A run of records
++++

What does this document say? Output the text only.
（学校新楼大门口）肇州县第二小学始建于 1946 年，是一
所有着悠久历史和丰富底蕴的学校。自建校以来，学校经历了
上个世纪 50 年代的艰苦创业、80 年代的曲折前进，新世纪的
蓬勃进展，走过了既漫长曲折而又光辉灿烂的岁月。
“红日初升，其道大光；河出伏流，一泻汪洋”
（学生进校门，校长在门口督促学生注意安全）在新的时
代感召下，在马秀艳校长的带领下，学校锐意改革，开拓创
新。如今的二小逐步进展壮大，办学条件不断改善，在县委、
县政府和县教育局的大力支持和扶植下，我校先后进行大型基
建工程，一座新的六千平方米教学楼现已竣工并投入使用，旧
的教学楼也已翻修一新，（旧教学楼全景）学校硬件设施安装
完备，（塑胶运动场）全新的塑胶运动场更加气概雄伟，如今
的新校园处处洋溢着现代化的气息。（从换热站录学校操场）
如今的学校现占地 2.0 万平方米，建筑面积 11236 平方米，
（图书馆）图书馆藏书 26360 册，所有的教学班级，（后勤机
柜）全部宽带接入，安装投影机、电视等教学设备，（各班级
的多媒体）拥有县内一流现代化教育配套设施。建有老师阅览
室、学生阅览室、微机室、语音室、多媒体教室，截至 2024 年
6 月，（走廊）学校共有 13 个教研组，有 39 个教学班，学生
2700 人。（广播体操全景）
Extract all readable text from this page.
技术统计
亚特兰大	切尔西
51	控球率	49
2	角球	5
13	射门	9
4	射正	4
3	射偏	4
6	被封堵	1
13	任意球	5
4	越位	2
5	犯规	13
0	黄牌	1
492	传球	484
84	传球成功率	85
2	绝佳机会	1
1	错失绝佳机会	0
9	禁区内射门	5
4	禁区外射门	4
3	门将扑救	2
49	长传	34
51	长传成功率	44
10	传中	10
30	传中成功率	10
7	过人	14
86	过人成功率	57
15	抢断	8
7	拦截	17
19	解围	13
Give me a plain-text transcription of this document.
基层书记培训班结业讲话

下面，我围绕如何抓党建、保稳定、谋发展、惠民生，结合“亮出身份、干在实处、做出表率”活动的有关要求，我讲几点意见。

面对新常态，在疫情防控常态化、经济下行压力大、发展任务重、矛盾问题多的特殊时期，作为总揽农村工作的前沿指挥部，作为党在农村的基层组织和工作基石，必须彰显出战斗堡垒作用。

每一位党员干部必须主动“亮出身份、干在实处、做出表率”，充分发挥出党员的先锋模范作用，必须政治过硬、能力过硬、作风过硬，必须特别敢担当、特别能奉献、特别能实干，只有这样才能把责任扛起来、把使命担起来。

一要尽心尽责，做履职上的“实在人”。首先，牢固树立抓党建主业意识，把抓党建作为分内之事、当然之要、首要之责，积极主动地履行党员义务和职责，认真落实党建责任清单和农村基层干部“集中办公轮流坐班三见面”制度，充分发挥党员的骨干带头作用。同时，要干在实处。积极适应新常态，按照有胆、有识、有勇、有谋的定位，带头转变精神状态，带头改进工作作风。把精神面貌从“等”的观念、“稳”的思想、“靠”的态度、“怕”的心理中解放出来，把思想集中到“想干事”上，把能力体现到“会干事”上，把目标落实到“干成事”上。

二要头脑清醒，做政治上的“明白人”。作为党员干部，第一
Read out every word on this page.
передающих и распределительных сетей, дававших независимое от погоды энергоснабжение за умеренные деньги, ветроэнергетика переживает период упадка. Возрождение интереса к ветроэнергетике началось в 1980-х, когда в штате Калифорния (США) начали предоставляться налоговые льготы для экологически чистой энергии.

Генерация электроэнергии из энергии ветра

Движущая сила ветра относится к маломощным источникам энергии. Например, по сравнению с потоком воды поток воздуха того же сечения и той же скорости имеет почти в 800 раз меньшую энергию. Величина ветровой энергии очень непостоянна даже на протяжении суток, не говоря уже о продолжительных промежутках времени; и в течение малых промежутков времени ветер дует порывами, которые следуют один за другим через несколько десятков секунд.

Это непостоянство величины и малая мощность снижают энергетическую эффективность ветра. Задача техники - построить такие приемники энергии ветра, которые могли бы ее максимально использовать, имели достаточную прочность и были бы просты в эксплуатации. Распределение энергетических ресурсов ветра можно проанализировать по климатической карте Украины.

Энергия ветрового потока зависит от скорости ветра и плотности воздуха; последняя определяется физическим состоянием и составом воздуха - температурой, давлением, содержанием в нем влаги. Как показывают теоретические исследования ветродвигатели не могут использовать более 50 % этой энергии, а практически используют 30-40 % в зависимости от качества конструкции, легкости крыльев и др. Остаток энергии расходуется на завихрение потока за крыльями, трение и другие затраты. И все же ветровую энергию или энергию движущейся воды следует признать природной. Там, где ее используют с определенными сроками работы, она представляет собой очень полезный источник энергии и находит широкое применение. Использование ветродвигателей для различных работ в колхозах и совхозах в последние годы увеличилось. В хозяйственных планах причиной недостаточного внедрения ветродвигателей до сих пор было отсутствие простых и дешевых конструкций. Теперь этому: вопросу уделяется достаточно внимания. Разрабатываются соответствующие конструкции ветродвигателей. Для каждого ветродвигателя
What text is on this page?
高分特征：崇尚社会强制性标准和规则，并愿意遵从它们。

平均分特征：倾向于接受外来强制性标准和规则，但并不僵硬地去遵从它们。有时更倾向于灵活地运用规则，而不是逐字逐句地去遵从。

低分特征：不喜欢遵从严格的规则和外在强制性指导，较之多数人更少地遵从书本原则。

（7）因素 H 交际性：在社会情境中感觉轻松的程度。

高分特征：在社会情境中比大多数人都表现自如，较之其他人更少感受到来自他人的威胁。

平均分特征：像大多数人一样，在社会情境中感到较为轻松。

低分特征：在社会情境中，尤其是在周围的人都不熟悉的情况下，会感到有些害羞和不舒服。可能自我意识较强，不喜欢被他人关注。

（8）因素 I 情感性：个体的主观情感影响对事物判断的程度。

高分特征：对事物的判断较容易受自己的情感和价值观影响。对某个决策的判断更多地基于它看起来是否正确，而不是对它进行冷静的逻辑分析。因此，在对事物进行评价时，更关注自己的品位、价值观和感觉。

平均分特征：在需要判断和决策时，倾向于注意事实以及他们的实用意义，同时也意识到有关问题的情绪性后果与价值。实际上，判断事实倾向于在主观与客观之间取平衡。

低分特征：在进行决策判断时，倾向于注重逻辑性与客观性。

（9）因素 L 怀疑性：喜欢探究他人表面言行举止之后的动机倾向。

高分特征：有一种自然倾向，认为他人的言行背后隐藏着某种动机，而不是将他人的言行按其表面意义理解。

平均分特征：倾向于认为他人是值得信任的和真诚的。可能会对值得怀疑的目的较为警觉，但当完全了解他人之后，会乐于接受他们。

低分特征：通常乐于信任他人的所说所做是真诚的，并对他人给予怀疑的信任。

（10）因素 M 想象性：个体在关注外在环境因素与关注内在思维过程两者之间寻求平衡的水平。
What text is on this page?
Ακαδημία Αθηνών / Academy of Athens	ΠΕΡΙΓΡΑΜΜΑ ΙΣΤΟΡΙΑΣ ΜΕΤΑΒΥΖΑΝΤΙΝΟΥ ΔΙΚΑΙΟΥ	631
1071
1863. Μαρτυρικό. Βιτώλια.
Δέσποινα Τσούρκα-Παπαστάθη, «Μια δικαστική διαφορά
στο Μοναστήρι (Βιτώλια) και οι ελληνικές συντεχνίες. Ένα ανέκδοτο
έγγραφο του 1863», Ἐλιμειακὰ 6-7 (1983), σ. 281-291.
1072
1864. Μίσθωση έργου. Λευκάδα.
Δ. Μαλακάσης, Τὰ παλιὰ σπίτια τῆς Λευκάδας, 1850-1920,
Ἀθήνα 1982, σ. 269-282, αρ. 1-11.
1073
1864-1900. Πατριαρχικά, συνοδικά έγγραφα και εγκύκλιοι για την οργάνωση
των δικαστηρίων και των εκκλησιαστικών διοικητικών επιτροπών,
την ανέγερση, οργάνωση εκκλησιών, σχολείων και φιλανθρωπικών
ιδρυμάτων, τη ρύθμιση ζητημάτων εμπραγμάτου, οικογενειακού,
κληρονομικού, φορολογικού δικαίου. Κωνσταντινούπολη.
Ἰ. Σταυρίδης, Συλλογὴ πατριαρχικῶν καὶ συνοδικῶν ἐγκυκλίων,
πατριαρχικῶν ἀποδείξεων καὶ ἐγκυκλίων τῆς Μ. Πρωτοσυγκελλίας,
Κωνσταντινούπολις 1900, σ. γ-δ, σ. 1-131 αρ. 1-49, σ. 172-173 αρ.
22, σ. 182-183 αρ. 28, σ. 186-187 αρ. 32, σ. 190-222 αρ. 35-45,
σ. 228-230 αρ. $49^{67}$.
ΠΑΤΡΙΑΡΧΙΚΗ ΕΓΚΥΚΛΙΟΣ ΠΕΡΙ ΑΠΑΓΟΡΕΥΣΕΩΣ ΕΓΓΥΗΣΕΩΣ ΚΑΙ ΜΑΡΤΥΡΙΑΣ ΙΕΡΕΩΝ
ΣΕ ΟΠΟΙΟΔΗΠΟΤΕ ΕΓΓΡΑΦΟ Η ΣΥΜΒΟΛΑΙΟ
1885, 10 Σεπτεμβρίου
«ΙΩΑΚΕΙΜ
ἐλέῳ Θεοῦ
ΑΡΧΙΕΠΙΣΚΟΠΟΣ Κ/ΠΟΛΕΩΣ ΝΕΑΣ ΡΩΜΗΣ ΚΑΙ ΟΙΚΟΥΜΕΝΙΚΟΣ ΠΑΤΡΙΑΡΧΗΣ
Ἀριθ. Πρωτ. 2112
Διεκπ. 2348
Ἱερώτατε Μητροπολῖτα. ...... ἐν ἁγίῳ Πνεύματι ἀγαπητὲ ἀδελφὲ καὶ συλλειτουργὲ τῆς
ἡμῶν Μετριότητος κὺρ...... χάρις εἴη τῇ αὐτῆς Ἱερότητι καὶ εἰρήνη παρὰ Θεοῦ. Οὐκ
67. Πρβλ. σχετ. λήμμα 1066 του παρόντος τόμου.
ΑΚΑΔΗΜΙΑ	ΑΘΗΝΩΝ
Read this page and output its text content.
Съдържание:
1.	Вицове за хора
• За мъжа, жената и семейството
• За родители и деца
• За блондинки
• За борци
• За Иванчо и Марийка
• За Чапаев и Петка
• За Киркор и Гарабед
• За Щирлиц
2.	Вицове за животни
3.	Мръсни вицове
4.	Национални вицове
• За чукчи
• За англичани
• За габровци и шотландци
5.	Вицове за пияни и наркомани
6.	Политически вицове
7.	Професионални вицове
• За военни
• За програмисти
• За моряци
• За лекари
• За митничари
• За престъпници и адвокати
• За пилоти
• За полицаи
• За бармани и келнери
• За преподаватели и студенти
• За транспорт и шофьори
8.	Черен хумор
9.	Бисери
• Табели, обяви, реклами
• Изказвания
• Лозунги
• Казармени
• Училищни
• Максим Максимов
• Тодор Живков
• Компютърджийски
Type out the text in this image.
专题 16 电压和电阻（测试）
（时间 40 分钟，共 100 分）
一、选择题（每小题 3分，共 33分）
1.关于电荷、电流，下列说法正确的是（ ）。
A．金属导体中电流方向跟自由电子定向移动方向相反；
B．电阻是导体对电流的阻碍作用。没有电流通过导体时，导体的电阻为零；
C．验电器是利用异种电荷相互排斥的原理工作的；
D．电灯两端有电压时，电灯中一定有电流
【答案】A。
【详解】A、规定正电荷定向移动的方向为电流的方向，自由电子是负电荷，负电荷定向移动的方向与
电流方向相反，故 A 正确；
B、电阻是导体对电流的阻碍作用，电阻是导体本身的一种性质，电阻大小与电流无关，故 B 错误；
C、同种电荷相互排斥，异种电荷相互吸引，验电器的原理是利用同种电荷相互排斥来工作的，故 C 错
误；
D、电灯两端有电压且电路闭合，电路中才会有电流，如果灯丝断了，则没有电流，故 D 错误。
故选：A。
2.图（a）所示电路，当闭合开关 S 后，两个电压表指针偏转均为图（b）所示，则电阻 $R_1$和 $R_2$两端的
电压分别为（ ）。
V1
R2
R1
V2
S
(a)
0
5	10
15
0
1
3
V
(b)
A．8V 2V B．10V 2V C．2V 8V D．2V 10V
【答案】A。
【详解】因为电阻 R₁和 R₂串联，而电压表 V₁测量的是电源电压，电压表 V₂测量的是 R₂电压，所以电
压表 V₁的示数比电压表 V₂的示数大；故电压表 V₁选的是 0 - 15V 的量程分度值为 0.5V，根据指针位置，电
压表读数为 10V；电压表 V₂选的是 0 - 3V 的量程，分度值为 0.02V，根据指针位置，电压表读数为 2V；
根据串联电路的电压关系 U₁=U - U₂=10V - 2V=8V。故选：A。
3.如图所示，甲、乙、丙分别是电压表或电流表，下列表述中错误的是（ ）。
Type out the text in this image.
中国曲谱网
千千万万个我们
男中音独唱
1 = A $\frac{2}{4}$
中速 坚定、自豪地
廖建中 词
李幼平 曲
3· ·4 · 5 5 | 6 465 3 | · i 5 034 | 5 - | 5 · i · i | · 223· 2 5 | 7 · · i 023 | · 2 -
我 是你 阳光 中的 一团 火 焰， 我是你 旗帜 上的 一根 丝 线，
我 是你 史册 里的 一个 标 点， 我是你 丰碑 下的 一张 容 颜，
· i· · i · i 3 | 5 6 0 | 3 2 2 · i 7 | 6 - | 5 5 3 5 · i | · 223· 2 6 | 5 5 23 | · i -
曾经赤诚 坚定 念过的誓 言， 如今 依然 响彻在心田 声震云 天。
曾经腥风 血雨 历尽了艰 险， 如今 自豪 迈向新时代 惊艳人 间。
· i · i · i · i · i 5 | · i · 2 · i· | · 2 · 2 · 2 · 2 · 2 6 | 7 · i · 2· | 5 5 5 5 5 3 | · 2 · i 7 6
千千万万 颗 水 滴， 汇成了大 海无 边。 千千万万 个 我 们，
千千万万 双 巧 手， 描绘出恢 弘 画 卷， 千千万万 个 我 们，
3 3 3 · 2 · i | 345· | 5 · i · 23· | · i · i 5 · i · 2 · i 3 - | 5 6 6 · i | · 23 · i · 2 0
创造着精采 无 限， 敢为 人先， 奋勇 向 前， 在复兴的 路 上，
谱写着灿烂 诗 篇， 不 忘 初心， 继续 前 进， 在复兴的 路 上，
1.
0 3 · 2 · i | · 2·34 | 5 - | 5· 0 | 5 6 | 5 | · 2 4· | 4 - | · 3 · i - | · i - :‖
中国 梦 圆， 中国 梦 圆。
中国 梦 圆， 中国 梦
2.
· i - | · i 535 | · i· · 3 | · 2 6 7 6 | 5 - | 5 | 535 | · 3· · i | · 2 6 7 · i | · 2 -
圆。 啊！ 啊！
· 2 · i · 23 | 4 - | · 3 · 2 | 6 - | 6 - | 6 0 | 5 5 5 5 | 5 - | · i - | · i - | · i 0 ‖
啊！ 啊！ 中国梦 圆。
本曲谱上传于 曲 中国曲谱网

++++

THE REQUEST:
Copy out every line holding the string "οργάνωση".

RESPONSE TO THE TASK:
1864-1900. Πατριαρχικά, συνοδικά έγγραφα και εγκύκλιοι για την οργάνωση
την ανέγερση, οργάνωση εκκλησιών, σχολείων και φιλανθρωπικών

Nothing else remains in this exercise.